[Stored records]
━━━━

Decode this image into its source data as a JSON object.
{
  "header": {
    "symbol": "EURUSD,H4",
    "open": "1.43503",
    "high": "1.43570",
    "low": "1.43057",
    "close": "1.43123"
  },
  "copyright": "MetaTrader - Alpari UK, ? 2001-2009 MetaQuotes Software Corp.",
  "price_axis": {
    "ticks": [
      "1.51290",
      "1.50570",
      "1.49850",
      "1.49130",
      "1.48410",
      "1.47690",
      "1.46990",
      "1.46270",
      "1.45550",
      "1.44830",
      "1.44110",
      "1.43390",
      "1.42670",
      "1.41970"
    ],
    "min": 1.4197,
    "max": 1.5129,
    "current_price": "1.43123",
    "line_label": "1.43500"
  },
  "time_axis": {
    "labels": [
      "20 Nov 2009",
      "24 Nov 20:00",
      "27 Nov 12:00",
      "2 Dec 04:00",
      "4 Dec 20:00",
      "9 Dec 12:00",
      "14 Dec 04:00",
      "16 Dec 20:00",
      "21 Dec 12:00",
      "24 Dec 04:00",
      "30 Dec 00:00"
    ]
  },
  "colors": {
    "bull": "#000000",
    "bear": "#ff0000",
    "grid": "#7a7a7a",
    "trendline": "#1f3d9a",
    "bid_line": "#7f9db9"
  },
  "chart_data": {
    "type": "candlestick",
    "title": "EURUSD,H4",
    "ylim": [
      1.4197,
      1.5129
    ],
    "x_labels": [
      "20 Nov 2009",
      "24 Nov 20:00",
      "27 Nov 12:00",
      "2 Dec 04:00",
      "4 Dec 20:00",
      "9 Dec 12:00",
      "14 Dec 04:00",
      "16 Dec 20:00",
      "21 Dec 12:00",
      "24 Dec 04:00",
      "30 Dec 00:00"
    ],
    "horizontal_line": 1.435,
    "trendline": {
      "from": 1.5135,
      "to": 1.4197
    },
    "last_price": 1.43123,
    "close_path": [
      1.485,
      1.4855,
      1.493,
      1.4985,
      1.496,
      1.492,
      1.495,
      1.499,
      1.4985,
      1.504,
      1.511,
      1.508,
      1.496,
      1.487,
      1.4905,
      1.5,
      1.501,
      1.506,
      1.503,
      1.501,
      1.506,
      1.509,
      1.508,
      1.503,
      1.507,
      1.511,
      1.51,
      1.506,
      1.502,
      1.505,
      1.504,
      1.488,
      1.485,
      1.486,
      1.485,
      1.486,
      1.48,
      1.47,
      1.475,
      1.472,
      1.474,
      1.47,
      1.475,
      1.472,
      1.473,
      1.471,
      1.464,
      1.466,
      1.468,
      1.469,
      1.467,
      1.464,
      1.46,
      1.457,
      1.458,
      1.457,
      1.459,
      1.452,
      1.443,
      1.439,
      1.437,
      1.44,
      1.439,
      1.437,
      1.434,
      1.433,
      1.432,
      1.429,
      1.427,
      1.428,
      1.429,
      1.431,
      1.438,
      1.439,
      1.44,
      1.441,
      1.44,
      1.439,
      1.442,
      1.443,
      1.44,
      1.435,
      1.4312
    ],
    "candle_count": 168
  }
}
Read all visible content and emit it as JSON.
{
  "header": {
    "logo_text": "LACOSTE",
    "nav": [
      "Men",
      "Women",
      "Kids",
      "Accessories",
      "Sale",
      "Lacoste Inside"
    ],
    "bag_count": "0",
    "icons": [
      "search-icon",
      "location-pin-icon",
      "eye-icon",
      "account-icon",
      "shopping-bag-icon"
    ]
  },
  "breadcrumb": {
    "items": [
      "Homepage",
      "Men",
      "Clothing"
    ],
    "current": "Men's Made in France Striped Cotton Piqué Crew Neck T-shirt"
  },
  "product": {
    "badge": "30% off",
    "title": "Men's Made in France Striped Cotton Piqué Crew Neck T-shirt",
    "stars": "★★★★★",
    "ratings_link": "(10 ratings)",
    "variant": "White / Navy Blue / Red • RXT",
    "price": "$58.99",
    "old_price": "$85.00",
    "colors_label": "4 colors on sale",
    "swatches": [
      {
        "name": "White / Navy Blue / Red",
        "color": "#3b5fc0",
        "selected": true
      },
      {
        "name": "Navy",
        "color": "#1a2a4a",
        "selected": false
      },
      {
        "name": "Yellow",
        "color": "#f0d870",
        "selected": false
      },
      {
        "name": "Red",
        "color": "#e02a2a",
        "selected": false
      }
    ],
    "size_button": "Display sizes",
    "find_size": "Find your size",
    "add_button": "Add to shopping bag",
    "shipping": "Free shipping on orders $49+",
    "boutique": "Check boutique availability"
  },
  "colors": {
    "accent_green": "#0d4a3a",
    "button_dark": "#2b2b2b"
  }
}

━━━━

- GOAL OF THE EXERCISE:
Faithfully reproduce all of the records, character for character.

- FINAL RESULT:
Decode this image into its source data as a JSON object.
{
  "header": {
    "symbol": "EURUSD,H4",
    "open": "1.43503",
    "high": "1.43570",
    "low": "1.43057",
    "close": "1.43123"
  },
  "copyright": "MetaTrader - Alpari UK, ? 2001-2009 MetaQuotes Software Corp.",
  "price_axis": {
    "ticks": [
      "1.51290",
      "1.50570",
      "1.49850",
      "1.49130",
      "1.48410",
      "1.47690",
      "1.46990",
      "1.46270",
      "1.45550",
      "1.44830",
      "1.44110",
      "1.43390",
      "1.42670",
      "1.41970"
    ],
    "min": 1.4197,
    "max": 1.5129,
    "current_price": "1.43123",
    "line_label": "1.43500"
  },
  "time_axis": {
    "labels": [
      "20 Nov 2009",
      "24 Nov 20:00",
      "27 Nov 12:00",
      "2 Dec 04:00",
      "4 Dec 20:00",
      "9 Dec 12:00",
      "14 Dec 04:00",
      "16 Dec 20:00",
      "21 Dec 12:00",
      "24 Dec 04:00",
      "30 Dec 00:00"
    ]
  },
  "colors": {
    "bull": "#000000",
    "bear": "#ff0000",
    "grid": "#7a7a7a",
    "trendline": "#1f3d9a",
    "bid_line": "#7f9db9"
  },
  "chart_data": {
    "type": "candlestick",
    "title": "EURUSD,H4",
    "ylim": [
      1.4197,
      1.5129
    ],
    "x_labels": [
      "20 Nov 2009",
      "24 Nov 20:00",
      "27 Nov 12:00",
      "2 Dec 04:00",
      "4 Dec 20:00",
      "9 Dec 12:00",
      "14 Dec 04:00",
      "16 Dec 20:00",
      "21 Dec 12:00",
      "24 Dec 04:00",
      "30 Dec 00:00"
    ],
    "horizontal_line": 1.435,
    "trendline": {
      "from": 1.5135,
      "to": 1.4197
    },
    "last_price": 1.43123,
    "close_path": [
      1.485,
      1.4855,
      1.493,
      1.4985,
      1.496,
      1.492,
      1.495,
      1.499,
      1.4985,
      1.504,
      1.511,
      1.508,
      1.496,
      1.487,
      1.4905,
      1.5,
      1.501,
      1.506,
      1.503,
      1.501,
      1.506,
      1.509,
      1.508,
      1.503,
      1.507,
      1.511,
      1.51,
      1.506,
      1.502,
      1.505,
      1.504,
      1.488,
      1.485,
      1.486,
      1.485,
      1.486,
      1.48,
      1.47,
      1.475,
      1.472,
      1.474,
      1.47,
      1.475,
      1.472,
      1.473,
      1.471,
      1.464,
      1.466,
      1.468,
      1.469,
      1.467,
      1.464,
      1.46,
      1.457,
      1.458,
      1.457,
      1.459,
      1.452,
      1.443,
      1.439,
      1.437,
      1.44,
      1.439,
      1.437,
      1.434,
      1.433,
      1.432,
      1.429,
      1.427,
      1.428,
      1.429,
      1.431,
      1.438,
      1.439,
      1.44,
      1.441,
      1.44,
      1.439,
      1.442,
      1.443,
      1.44,
      1.435,
      1.4312
    ],
    "candle_count": 168
  }
}
Read all visible content and emit it as JSON.
{
  "header": {
    "logo_text": "LACOSTE",
    "nav": [
      "Men",
      "Women",
      "Kids",
      "Accessories",
      "Sale",
      "Lacoste Inside"
    ],
    "bag_count": "0",
    "icons": [
      "search-icon",
      "location-pin-icon",
      "eye-icon",
      "account-icon",
      "shopping-bag-icon"
    ]
  },
  "breadcrumb": {
    "items": [
      "Homepage",
      "Men",
      "Clothing"
    ],
    "current": "Men's Made in France Striped Cotton Piqué Crew Neck T-shirt"
  },
  "product": {
    "badge": "30% off",
    "title": "Men's Made in France Striped Cotton Piqué Crew Neck T-shirt",
    "stars": "★★★★★",
    "ratings_link": "(10 ratings)",
    "variant": "White / Navy Blue / Red • RXT",
    "price": "$58.99",
    "old_price": "$85.00",
    "colors_label": "4 colors on sale",
    "swatches": [
      {
        "name": "White / Navy Blue / Red",
        "color": "#3b5fc0",
        "selected": true
      },
      {
        "name": "Navy",
        "color": "#1a2a4a",
        "selected": false
      },
      {
        "name": "Yellow",
        "color": "#f0d870",
        "selected": false
      },
      {
        "name": "Red",
        "color": "#e02a2a",
        "selected": false
      }
    ],
    "size_button": "Display sizes",
    "find_size": "Find your size",
    "add_button": "Add to shopping bag",
    "shipping": "Free shipping on orders $49+",
    "boutique": "Check boutique availability"
  },
  "colors": {
    "accent_green": "#0d4a3a",
    "button_dark": "#2b2b2b"
  }
}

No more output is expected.